● TASK GOAL
The complete listing should be restated exactly.
━━━ PROVIDED ENTRIES ━━━
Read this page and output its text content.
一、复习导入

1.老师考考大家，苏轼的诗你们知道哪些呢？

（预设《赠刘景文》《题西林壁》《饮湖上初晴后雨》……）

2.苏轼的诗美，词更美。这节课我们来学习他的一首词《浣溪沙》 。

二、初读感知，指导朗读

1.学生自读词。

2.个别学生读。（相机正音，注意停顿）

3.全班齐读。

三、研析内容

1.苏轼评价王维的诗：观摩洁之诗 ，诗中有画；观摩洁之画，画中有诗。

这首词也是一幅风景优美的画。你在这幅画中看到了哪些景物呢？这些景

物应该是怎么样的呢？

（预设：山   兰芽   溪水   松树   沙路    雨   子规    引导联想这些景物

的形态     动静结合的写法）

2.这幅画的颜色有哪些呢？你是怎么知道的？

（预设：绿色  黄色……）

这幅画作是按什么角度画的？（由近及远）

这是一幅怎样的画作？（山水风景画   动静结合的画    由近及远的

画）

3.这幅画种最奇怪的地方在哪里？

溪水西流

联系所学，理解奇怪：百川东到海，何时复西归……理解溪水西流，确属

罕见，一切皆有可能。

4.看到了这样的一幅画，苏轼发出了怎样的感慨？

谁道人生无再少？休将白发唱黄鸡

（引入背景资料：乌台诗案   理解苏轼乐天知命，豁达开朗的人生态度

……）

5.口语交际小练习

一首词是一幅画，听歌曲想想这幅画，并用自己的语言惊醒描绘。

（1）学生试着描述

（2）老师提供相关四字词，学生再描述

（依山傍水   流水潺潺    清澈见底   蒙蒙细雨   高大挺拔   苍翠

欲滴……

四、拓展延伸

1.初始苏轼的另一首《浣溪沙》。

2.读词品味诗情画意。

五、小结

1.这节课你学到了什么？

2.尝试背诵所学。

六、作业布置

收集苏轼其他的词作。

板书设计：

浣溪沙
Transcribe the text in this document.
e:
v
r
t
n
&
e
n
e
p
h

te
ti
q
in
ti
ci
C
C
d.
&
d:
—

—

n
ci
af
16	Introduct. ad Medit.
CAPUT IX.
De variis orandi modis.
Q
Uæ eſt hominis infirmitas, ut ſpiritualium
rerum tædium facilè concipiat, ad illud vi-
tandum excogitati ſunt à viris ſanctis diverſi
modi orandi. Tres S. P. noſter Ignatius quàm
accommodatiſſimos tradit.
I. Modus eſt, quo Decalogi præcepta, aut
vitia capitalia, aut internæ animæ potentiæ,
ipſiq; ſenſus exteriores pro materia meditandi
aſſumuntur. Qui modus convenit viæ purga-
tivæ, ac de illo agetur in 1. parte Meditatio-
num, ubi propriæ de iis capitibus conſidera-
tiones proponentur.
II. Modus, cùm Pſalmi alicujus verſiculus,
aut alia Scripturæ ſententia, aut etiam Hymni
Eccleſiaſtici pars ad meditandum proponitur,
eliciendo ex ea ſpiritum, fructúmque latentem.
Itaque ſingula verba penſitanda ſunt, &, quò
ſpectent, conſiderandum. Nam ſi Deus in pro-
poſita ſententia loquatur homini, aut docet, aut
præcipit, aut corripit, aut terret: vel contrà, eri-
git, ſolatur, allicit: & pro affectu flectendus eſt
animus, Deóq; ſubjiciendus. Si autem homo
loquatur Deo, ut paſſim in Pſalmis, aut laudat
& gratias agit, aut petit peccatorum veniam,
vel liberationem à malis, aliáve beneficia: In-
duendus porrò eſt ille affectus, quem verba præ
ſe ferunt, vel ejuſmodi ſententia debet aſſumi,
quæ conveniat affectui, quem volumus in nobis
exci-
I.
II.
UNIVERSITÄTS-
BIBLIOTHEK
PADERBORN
━━━
● TASK ANSWER
Read this page and output its text content.
一、复习导入

1.老师考考大家，苏轼的诗你们知道哪些呢？

（预设《赠刘景文》《题西林壁》《饮湖上初晴后雨》……）

2.苏轼的诗美，词更美。这节课我们来学习他的一首词《浣溪沙》 。

二、初读感知，指导朗读

1.学生自读词。

2.个别学生读。（相机正音，注意停顿）

3.全班齐读。

三、研析内容

1.苏轼评价王维的诗：观摩洁之诗 ，诗中有画；观摩洁之画，画中有诗。

这首词也是一幅风景优美的画。你在这幅画中看到了哪些景物呢？这些景

物应该是怎么样的呢？

（预设：山   兰芽   溪水   松树   沙路    雨   子规    引导联想这些景物

的形态     动静结合的写法）

2.这幅画的颜色有哪些呢？你是怎么知道的？

（预设：绿色  黄色……）

这幅画作是按什么角度画的？（由近及远）

这是一幅怎样的画作？（山水风景画   动静结合的画    由近及远的

画）

3.这幅画种最奇怪的地方在哪里？

溪水西流

联系所学，理解奇怪：百川东到海，何时复西归……理解溪水西流，确属

罕见，一切皆有可能。

4.看到了这样的一幅画，苏轼发出了怎样的感慨？

谁道人生无再少？休将白发唱黄鸡

（引入背景资料：乌台诗案   理解苏轼乐天知命，豁达开朗的人生态度

……）

5.口语交际小练习

一首词是一幅画，听歌曲想想这幅画，并用自己的语言惊醒描绘。

（1）学生试着描述

（2）老师提供相关四字词，学生再描述

（依山傍水   流水潺潺    清澈见底   蒙蒙细雨   高大挺拔   苍翠

欲滴……

四、拓展延伸

1.初始苏轼的另一首《浣溪沙》。

2.读词品味诗情画意。

五、小结

1.这节课你学到了什么？

2.尝试背诵所学。

六、作业布置

收集苏轼其他的词作。

板书设计：

浣溪沙
Transcribe the text in this document.
e:
v
r
t
n
&
e
n
e
p
h

te
ti
q
in
ti
ci
C
C
d.
&
d:
—

—

n
ci
af
16	Introduct. ad Medit.
CAPUT IX.
De variis orandi modis.
Q
Uæ eſt hominis infirmitas, ut ſpiritualium
rerum tædium facilè concipiat, ad illud vi-
tandum excogitati ſunt à viris ſanctis diverſi
modi orandi. Tres S. P. noſter Ignatius quàm
accommodatiſſimos tradit.
I. Modus eſt, quo Decalogi præcepta, aut
vitia capitalia, aut internæ animæ potentiæ,
ipſiq; ſenſus exteriores pro materia meditandi
aſſumuntur. Qui modus convenit viæ purga-
tivæ, ac de illo agetur in 1. parte Meditatio-
num, ubi propriæ de iis capitibus conſidera-
tiones proponentur.
II. Modus, cùm Pſalmi alicujus verſiculus,
aut alia Scripturæ ſententia, aut etiam Hymni
Eccleſiaſtici pars ad meditandum proponitur,
eliciendo ex ea ſpiritum, fructúmque latentem.
Itaque ſingula verba penſitanda ſunt, &, quò
ſpectent, conſiderandum. Nam ſi Deus in pro-
poſita ſententia loquatur homini, aut docet, aut
præcipit, aut corripit, aut terret: vel contrà, eri-
git, ſolatur, allicit: & pro affectu flectendus eſt
animus, Deóq; ſubjiciendus. Si autem homo
loquatur Deo, ut paſſim in Pſalmis, aut laudat
& gratias agit, aut petit peccatorum veniam,
vel liberationem à malis, aliáve beneficia: In-
duendus porrò eſt ille affectus, quem verba præ
ſe ferunt, vel ejuſmodi ſententia debet aſſumi,
quæ conveniat affectui, quem volumus in nobis
exci-
I.
II.
UNIVERSITÄTS-
BIBLIOTHEK
PADERBORN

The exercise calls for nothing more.